+++ Input material +++
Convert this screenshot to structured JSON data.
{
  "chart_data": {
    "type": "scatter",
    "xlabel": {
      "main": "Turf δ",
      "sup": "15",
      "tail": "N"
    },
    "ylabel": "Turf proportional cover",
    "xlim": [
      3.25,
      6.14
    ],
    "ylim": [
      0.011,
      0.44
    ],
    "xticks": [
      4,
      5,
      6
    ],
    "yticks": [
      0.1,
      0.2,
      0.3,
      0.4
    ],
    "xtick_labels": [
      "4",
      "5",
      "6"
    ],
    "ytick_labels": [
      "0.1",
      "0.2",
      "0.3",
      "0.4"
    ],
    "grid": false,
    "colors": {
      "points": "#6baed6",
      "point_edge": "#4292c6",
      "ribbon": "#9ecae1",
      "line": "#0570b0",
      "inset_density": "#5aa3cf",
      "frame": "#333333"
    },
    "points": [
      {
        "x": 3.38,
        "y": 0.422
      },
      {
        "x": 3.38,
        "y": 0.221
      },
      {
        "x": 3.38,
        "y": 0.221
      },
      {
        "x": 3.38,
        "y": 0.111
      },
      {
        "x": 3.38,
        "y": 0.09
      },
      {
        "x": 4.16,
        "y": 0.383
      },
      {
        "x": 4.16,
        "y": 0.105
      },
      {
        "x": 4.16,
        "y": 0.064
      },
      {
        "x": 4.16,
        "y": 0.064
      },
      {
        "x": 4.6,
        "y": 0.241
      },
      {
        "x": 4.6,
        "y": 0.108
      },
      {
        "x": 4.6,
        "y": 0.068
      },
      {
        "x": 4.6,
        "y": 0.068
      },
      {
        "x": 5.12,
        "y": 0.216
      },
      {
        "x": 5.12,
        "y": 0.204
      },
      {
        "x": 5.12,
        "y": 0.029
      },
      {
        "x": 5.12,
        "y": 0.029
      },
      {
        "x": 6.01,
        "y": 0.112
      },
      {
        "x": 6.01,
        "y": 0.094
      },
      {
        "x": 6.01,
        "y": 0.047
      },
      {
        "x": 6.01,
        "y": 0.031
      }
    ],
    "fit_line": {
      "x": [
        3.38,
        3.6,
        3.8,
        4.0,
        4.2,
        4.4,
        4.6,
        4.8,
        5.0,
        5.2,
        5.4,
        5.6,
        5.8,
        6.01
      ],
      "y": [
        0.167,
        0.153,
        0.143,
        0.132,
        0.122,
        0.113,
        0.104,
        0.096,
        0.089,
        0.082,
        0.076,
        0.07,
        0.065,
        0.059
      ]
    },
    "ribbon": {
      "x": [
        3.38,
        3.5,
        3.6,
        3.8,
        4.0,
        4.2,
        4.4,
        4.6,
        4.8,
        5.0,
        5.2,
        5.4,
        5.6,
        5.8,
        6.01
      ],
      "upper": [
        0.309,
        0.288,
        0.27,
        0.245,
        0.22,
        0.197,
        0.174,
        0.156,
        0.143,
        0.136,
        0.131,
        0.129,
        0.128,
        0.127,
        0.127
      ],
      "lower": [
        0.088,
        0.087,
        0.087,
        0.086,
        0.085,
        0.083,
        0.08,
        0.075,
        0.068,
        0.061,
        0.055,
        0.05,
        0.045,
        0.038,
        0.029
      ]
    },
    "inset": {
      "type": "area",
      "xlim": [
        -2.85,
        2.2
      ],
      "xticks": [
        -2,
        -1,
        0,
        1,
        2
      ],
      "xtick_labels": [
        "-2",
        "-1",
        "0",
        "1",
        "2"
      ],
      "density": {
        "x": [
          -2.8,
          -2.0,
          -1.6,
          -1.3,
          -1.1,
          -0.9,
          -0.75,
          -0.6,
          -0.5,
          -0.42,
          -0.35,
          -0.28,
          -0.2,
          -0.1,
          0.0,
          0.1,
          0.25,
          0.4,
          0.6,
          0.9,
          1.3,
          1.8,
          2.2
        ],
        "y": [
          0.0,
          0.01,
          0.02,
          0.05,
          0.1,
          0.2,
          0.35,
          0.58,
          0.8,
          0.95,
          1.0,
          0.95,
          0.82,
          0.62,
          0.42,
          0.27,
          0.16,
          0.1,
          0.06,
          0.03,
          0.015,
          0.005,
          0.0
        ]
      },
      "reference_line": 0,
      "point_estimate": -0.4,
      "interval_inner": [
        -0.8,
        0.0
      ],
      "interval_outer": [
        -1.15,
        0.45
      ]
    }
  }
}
+++
▶ [Exercise prompt] Write out the full listing, keeping every line exactly as it is.

▶ [Task output]
Convert this screenshot to structured JSON data.
{
  "chart_data": {
    "type": "scatter",
    "xlabel": {
      "main": "Turf δ",
      "sup": "15",
      "tail": "N"
    },
    "ylabel": "Turf proportional cover",
    "xlim": [
      3.25,
      6.14
    ],
    "ylim": [
      0.011,
      0.44
    ],
    "xticks": [
      4,
      5,
      6
    ],
    "yticks": [
      0.1,
      0.2,
      0.3,
      0.4
    ],
    "xtick_labels": [
      "4",
      "5",
      "6"
    ],
    "ytick_labels": [
      "0.1",
      "0.2",
      "0.3",
      "0.4"
    ],
    "grid": false,
    "colors": {
      "points": "#6baed6",
      "point_edge": "#4292c6",
      "ribbon": "#9ecae1",
      "line": "#0570b0",
      "inset_density": "#5aa3cf",
      "frame": "#333333"
    },
    "points": [
      {
        "x": 3.38,
        "y": 0.422
      },
      {
        "x": 3.38,
        "y": 0.221
      },
      {
        "x": 3.38,
        "y": 0.221
      },
      {
        "x": 3.38,
        "y": 0.111
      },
      {
        "x": 3.38,
        "y": 0.09
      },
      {
        "x": 4.16,
        "y": 0.383
      },
      {
        "x": 4.16,
        "y": 0.105
      },
      {
        "x": 4.16,
        "y": 0.064
      },
      {
        "x": 4.16,
        "y": 0.064
      },
      {
        "x": 4.6,
        "y": 0.241
      },
      {
        "x": 4.6,
        "y": 0.108
      },
      {
        "x": 4.6,
        "y": 0.068
      },
      {
        "x": 4.6,
        "y": 0.068
      },
      {
        "x": 5.12,
        "y": 0.216
      },
      {
        "x": 5.12,
        "y": 0.204
      },
      {
        "x": 5.12,
        "y": 0.029
      },
      {
        "x": 5.12,
        "y": 0.029
      },
      {
        "x": 6.01,
        "y": 0.112
      },
      {
        "x": 6.01,
        "y": 0.094
      },
      {
        "x": 6.01,
        "y": 0.047
      },
      {
        "x": 6.01,
        "y": 0.031
      }
    ],
    "fit_line": {
      "x": [
        3.38,
        3.6,
        3.8,
        4.0,
        4.2,
        4.4,
        4.6,
        4.8,
        5.0,
        5.2,
        5.4,
        5.6,
        5.8,
        6.01
      ],
      "y": [
        0.167,
        0.153,
        0.143,
        0.132,
        0.122,
        0.113,
        0.104,
        0.096,
        0.089,
        0.082,
        0.076,
        0.07,
        0.065,
        0.059
      ]
    },
    "ribbon": {
      "x": [
        3.38,
        3.5,
        3.6,
        3.8,
        4.0,
        4.2,
        4.4,
        4.6,
        4.8,
        5.0,
        5.2,
        5.4,
        5.6,
        5.8,
        6.01
      ],
      "upper": [
        0.309,
        0.288,
        0.27,
        0.245,
        0.22,
        0.197,
        0.174,
        0.156,
        0.143,
        0.136,
        0.131,
        0.129,
        0.128,
        0.127,
        0.127
      ],
      "lower": [
        0.088,
        0.087,
        0.087,
        0.086,
        0.085,
        0.083,
        0.08,
        0.075,
        0.068,
        0.061,
        0.055,
        0.05,
        0.045,
        0.038,
        0.029
      ]
    },
    "inset": {
      "type": "area",
      "xlim": [
        -2.85,
        2.2
      ],
      "xticks": [
        -2,
        -1,
        0,
        1,
        2
      ],
      "xtick_labels": [
        "-2",
        "-1",
        "0",
        "1",
        "2"
      ],
      "density": {
        "x": [
          -2.8,
          -2.0,
          -1.6,
          -1.3,
          -1.1,
          -0.9,
          -0.75,
          -0.6,
          -0.5,
          -0.42,
          -0.35,
          -0.28,
          -0.2,
          -0.1,
          0.0,
          0.1,
          0.25,
          0.4,
          0.6,
          0.9,
          1.3,
          1.8,
          2.2
        ],
        "y": [
          0.0,
          0.01,
          0.02,
          0.05,
          0.1,
          0.2,
          0.35,
          0.58,
          0.8,
          0.95,
          1.0,
          0.95,
          0.82,
          0.62,
          0.42,
          0.27,
          0.16,
          0.1,
          0.06,
          0.03,
          0.015,
          0.005,
          0.0
        ]
      },
      "reference_line": 0,
      "point_estimate": -0.4,
      "interval_inner": [
        -0.8,
        0.0
      ],
      "interval_outer": [
        -1.15,
        0.45
      ]
    }
  }
}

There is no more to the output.